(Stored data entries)
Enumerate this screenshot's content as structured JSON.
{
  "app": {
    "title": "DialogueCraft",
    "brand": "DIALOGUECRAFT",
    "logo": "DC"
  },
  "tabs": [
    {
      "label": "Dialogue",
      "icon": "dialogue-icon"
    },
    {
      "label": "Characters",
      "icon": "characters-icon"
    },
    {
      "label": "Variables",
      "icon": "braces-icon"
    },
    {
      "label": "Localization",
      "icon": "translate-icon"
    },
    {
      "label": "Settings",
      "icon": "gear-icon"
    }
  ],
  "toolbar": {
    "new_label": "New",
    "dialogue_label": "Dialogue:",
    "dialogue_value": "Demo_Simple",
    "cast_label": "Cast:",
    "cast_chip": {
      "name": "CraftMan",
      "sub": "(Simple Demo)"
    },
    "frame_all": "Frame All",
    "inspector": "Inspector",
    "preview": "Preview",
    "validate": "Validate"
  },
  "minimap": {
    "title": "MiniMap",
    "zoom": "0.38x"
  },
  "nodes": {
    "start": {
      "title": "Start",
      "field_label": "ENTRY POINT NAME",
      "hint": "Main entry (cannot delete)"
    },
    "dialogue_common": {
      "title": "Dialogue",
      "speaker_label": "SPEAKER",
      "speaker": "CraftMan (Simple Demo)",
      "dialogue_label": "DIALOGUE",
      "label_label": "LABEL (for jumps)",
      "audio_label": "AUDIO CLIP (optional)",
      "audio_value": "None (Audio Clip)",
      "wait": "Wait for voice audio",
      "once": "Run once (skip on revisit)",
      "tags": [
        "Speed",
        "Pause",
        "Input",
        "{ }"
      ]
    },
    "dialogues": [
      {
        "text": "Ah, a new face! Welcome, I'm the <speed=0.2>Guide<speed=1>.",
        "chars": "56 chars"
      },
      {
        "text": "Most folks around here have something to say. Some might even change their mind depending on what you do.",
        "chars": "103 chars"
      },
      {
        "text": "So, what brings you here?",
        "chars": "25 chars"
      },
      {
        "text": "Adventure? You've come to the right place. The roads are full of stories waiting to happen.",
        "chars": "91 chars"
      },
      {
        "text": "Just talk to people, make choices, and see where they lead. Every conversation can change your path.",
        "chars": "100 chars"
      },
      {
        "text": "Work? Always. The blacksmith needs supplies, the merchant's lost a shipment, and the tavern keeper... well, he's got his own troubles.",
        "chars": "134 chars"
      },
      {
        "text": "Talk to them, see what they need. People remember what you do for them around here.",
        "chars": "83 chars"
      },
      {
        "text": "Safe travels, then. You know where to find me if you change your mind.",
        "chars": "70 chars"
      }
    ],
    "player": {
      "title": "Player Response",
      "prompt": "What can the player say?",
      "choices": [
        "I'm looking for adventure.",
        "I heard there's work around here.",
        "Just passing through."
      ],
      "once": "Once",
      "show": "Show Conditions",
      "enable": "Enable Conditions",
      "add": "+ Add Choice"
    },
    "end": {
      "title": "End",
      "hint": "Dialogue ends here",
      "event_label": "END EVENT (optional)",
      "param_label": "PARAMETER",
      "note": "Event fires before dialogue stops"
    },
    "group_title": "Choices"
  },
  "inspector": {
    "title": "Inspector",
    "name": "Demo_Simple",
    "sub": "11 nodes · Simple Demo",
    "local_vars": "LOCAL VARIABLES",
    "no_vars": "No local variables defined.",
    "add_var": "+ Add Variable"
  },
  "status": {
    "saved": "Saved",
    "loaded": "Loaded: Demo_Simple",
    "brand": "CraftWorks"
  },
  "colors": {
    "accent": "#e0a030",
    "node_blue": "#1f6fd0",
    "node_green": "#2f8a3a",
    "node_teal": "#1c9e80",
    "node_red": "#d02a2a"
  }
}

*EXERCISE GOAL:* Return all of the data precisely as it appears.

*CORRECT OUTPUT:*
Enumerate this screenshot's content as structured JSON.
{
  "app": {
    "title": "DialogueCraft",
    "brand": "DIALOGUECRAFT",
    "logo": "DC"
  },
  "tabs": [
    {
      "label": "Dialogue",
      "icon": "dialogue-icon"
    },
    {
      "label": "Characters",
      "icon": "characters-icon"
    },
    {
      "label": "Variables",
      "icon": "braces-icon"
    },
    {
      "label": "Localization",
      "icon": "translate-icon"
    },
    {
      "label": "Settings",
      "icon": "gear-icon"
    }
  ],
  "toolbar": {
    "new_label": "New",
    "dialogue_label": "Dialogue:",
    "dialogue_value": "Demo_Simple",
    "cast_label": "Cast:",
    "cast_chip": {
      "name": "CraftMan",
      "sub": "(Simple Demo)"
    },
    "frame_all": "Frame All",
    "inspector": "Inspector",
    "preview": "Preview",
    "validate": "Validate"
  },
  "minimap": {
    "title": "MiniMap",
    "zoom": "0.38x"
  },
  "nodes": {
    "start": {
      "title": "Start",
      "field_label": "ENTRY POINT NAME",
      "hint": "Main entry (cannot delete)"
    },
    "dialogue_common": {
      "title": "Dialogue",
      "speaker_label": "SPEAKER",
      "speaker": "CraftMan (Simple Demo)",
      "dialogue_label": "DIALOGUE",
      "label_label": "LABEL (for jumps)",
      "audio_label": "AUDIO CLIP (optional)",
      "audio_value": "None (Audio Clip)",
      "wait": "Wait for voice audio",
      "once": "Run once (skip on revisit)",
      "tags": [
        "Speed",
        "Pause",
        "Input",
        "{ }"
      ]
    },
    "dialogues": [
      {
        "text": "Ah, a new face! Welcome, I'm the <speed=0.2>Guide<speed=1>.",
        "chars": "56 chars"
      },
      {
        "text": "Most folks around here have something to say. Some might even change their mind depending on what you do.",
        "chars": "103 chars"
      },
      {
        "text": "So, what brings you here?",
        "chars": "25 chars"
      },
      {
        "text": "Adventure? You've come to the right place. The roads are full of stories waiting to happen.",
        "chars": "91 chars"
      },
      {
        "text": "Just talk to people, make choices, and see where they lead. Every conversation can change your path.",
        "chars": "100 chars"
      },
      {
        "text": "Work? Always. The blacksmith needs supplies, the merchant's lost a shipment, and the tavern keeper... well, he's got his own troubles.",
        "chars": "134 chars"
      },
      {
        "text": "Talk to them, see what they need. People remember what you do for them around here.",
        "chars": "83 chars"
      },
      {
        "text": "Safe travels, then. You know where to find me if you change your mind.",
        "chars": "70 chars"
      }
    ],
    "player": {
      "title": "Player Response",
      "prompt": "What can the player say?",
      "choices": [
        "I'm looking for adventure.",
        "I heard there's work around here.",
        "Just passing through."
      ],
      "once": "Once",
      "show": "Show Conditions",
      "enable": "Enable Conditions",
      "add": "+ Add Choice"
    },
    "end": {
      "title": "End",
      "hint": "Dialogue ends here",
      "event_label": "END EVENT (optional)",
      "param_label": "PARAMETER",
      "note": "Event fires before dialogue stops"
    },
    "group_title": "Choices"
  },
  "inspector": {
    "title": "Inspector",
    "name": "Demo_Simple",
    "sub": "11 nodes · Simple Demo",
    "local_vars": "LOCAL VARIABLES",
    "no_vars": "No local variables defined.",
    "add_var": "+ Add Variable"
  },
  "status": {
    "saved": "Saved",
    "loaded": "Loaded: Demo_Simple",
    "brand": "CraftWorks"
  },
  "colors": {
    "accent": "#e0a030",
    "node_blue": "#1f6fd0",
    "node_green": "#2f8a3a",
    "node_teal": "#1c9e80",
    "node_red": "#d02a2a"
  }
}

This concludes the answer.